- **WHAT YOU NEED TO DO**
Among the entries below, find the lines with "мықын" and copy them.

++++++++++

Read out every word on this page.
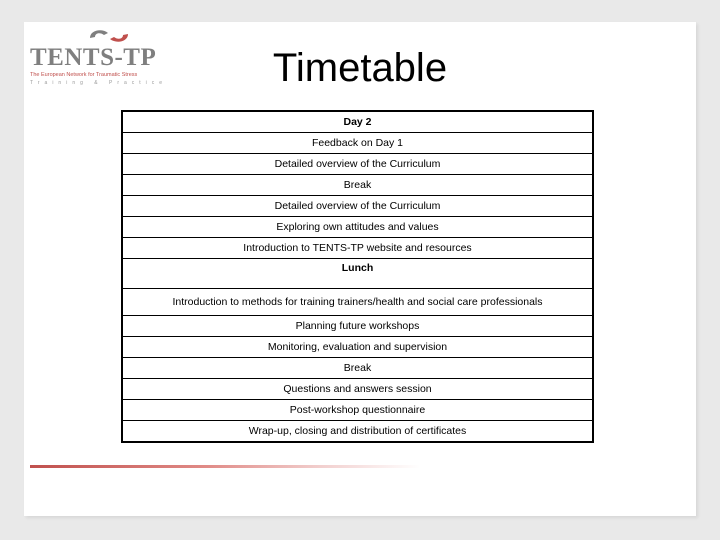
TENTS-TP
The European Network for Traumatic Stress
Training & Practice	Timetable
Day 2
Feedback on Day 1
Detailed overview of the Curriculum
Break
Detailed overview of the Curriculum
Exploring own attitudes and values
Introduction to TENTS-TP website and resources
Lunch
Introduction to methods for training trainers/health and social care professionals
Planning future workshops
Monitoring, evaluation and supervision
Break
Questions and answers session
Post-workshop questionnaire
Wrap-up, closing and distribution of certificates
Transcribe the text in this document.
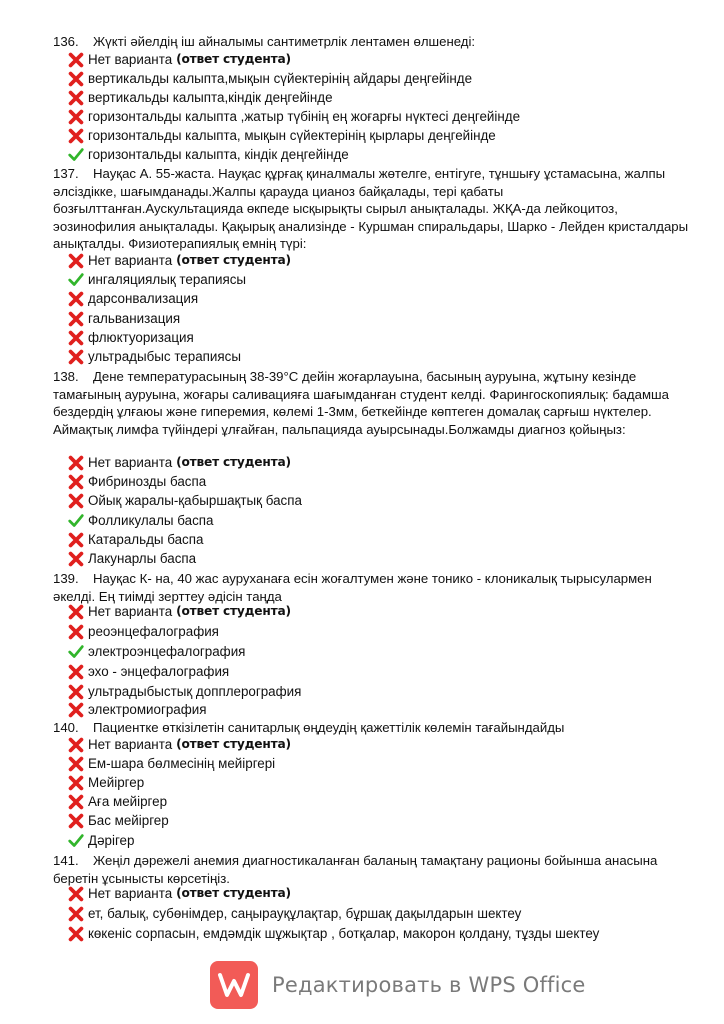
136. Жүкті әйелдің іш айналымы сантиметрлік лентамен өлшенеді:
Нет варианта (ответ студента)
вертикальды калыпта,мықын сүйектерінің айдары деңгейінде
вертикальды калыпта,кіндік деңгейінде
горизонтальды калыпта ,жатыр түбінің ең жоғарғы нүктесі деңгейінде
горизонтальды калыпта, мықын сүйектерінің қырлары деңгейінде
горизонтальды калыпта, кіндік деңгейінде
137. Науқас А. 55-жаста. Науқас құрғақ қиналмалы жөтелге, ентігуге, тұншығу ұстамасына, жалпы әлсіздікке, шағымданады.Жалпы қарауда цианоз байқалады, тері қабаты бозғылттанған.Аускультацияда өкпеде ысқырықты сырыл анықталады. ЖҚА-да лейкоцитоз, эозинофилия анықталады. Қақырық анализінде - Куршман спиральдары, Шарко - Лейден кристалдары анықталды. Физиотерапиялық емнің түрі:
Нет варианта (ответ студента)
ингаляциялық терапиясы
дарсонвализация
гальванизация
флюктуоризация
ультрадыбыс терапиясы
138. Дене температурасының 38-39°С дейін жоғарлауына, басының ауруына, жұтыну кезінде тамағының ауруына, жоғары саливацияға шағымданған студент келді. Фарингоскопиялық: бадамша бездердің ұлғаюы және гиперемия, көлемі 1-3мм, беткейінде көптеген домалақ сарғыш нүктелер. Аймақтық лимфа түйіндері ұлғайған, пальпацияда ауырсынады.Болжамды диагноз қойыңыз:
Нет варианта (ответ студента)
Фибринозды баспа
Ойық жаралы-қабыршақтық баспа
Фолликулалы баспа
Катаральды баспа
Лакунарлы баспа
139. Науқас К- на, 40 жас ауруханаға есін жоғалтумен және тонико - клоникалық тырысулармен әкелді. Ең тиімді зерттеу әдісін таңда
Нет варианта (ответ студента)
реоэнцефалография
электроэнцефалография
эхо - энцефалография
ультрадыбыстық допплерография
электромиография
140. Пациентке өткізілетін санитарлық өңдеудің қажеттілік көлемін тағайындайды
Нет варианта (ответ студента)
Ем-шара бөлмесінің мейіргері
Мейіргер
Аға мейіргер
Бас мейіргер
Дәрігер
141. Жеңіл дәрежелі анемия диагностикаланған баланың тамақтану рационы бойынша анасына беретін ұсынысты көрсетіңіз.
Нет варианта (ответ студента)
ет, балық, субөнімдер, саңырауқұлақтар, бұршақ дақылдарын шектеу
көкеніс сорпасын, емдәмдік шұжықтар , ботқалар, макорон қолдану, тұзды шектеу
Редактировать в WPS Office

++++++++++

- **REPLY TO THE EXERCISE**
вертикальды калыпта,мықын сүйектерінің айдары деңгейінде
горизонтальды калыпта, мықын сүйектерінің қырлары деңгейінде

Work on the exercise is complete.